» **Problem details**:
Print the listing below in its entirety, character for character.

» **Data for the task**:
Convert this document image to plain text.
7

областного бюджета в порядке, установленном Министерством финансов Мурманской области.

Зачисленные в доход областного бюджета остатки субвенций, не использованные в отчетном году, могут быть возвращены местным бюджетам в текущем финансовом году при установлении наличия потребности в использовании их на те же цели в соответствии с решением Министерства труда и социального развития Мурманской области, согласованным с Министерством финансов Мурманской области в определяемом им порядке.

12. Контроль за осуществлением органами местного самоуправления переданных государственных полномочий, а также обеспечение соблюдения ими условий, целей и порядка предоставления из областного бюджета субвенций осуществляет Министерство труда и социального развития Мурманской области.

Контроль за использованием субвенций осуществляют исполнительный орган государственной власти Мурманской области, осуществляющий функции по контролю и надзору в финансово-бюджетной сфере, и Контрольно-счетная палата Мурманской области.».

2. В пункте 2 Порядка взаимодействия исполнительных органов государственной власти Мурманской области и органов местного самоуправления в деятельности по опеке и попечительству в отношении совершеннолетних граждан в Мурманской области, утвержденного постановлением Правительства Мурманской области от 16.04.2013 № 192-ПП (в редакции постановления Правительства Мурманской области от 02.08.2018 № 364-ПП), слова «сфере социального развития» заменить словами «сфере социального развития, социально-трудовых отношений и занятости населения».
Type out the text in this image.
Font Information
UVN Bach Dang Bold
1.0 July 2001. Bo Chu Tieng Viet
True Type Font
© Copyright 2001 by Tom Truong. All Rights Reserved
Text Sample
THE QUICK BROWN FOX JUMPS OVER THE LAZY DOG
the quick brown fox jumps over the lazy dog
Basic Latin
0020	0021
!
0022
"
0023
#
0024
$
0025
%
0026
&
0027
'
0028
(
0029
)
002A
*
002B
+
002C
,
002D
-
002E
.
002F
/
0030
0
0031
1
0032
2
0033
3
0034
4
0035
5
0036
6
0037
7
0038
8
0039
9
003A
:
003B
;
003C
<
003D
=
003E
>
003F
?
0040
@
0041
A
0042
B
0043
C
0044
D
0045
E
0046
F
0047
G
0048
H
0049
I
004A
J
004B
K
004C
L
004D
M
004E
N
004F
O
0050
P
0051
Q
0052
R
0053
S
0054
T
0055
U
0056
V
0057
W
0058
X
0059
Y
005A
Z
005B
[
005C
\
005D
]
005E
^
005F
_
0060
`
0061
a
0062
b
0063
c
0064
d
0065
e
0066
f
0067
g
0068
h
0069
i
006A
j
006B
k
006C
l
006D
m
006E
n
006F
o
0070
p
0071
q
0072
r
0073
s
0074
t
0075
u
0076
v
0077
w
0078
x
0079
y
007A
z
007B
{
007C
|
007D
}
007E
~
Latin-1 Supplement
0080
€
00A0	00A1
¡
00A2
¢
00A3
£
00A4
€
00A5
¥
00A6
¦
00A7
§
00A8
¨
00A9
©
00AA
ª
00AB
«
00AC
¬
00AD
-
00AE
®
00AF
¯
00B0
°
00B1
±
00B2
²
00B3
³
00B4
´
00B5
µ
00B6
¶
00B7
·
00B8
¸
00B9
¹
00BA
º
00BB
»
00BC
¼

» **Output of the task**:
Convert this document image to plain text.
7

областного бюджета в порядке, установленном Министерством финансов Мурманской области.

Зачисленные в доход областного бюджета остатки субвенций, не использованные в отчетном году, могут быть возвращены местным бюджетам в текущем финансовом году при установлении наличия потребности в использовании их на те же цели в соответствии с решением Министерства труда и социального развития Мурманской области, согласованным с Министерством финансов Мурманской области в определяемом им порядке.

12. Контроль за осуществлением органами местного самоуправления переданных государственных полномочий, а также обеспечение соблюдения ими условий, целей и порядка предоставления из областного бюджета субвенций осуществляет Министерство труда и социального развития Мурманской области.

Контроль за использованием субвенций осуществляют исполнительный орган государственной власти Мурманской области, осуществляющий функции по контролю и надзору в финансово-бюджетной сфере, и Контрольно-счетная палата Мурманской области.».

2. В пункте 2 Порядка взаимодействия исполнительных органов государственной власти Мурманской области и органов местного самоуправления в деятельности по опеке и попечительству в отношении совершеннолетних граждан в Мурманской области, утвержденного постановлением Правительства Мурманской области от 16.04.2013 № 192-ПП (в редакции постановления Правительства Мурманской области от 02.08.2018 № 364-ПП), слова «сфере социального развития» заменить словами «сфере социального развития, социально-трудовых отношений и занятости населения».
Type out the text in this image.
Font Information
UVN Bach Dang Bold
1.0 July 2001. Bo Chu Tieng Viet
True Type Font
© Copyright 2001 by Tom Truong. All Rights Reserved
Text Sample
THE QUICK BROWN FOX JUMPS OVER THE LAZY DOG
the quick brown fox jumps over the lazy dog
Basic Latin
0020	0021
!
0022
"
0023
#
0024
$
0025
%
0026
&
0027
'
0028
(
0029
)
002A
*
002B
+
002C
,
002D
-
002E
.
002F
/
0030
0
0031
1
0032
2
0033
3
0034
4
0035
5
0036
6
0037
7
0038
8
0039
9
003A
:
003B
;
003C
<
003D
=
003E
>
003F
?
0040
@
0041
A
0042
B
0043
C
0044
D
0045
E
0046
F
0047
G
0048
H
0049
I
004A
J
004B
K
004C
L
004D
M
004E
N
004F
O
0050
P
0051
Q
0052
R
0053
S
0054
T
0055
U
0056
V
0057
W
0058
X
0059
Y
005A
Z
005B
[
005C
\
005D
]
005E
^
005F
_
0060
`
0061
a
0062
b
0063
c
0064
d
0065
e
0066
f
0067
g
0068
h
0069
i
006A
j
006B
k
006C
l
006D
m
006E
n
006F
o
0070
p
0071
q
0072
r
0073
s
0074
t
0075
u
0076
v
0077
w
0078
x
0079
y
007A
z
007B
{
007C
|
007D
}
007E
~
Latin-1 Supplement
0080
€
00A0	00A1
¡
00A2
¢
00A3
£
00A4
€
00A5
¥
00A6
¦
00A7
§
00A8
¨
00A9
©
00AA
ª
00AB
«
00AC
¬
00AD
-
00AE
®
00AF
¯
00B0
°
00B1
±
00B2
²
00B3
³
00B4
´
00B5
µ
00B6
¶
00B7
·
00B8
¸
00B9
¹
00BA
º
00BB
»
00BC
¼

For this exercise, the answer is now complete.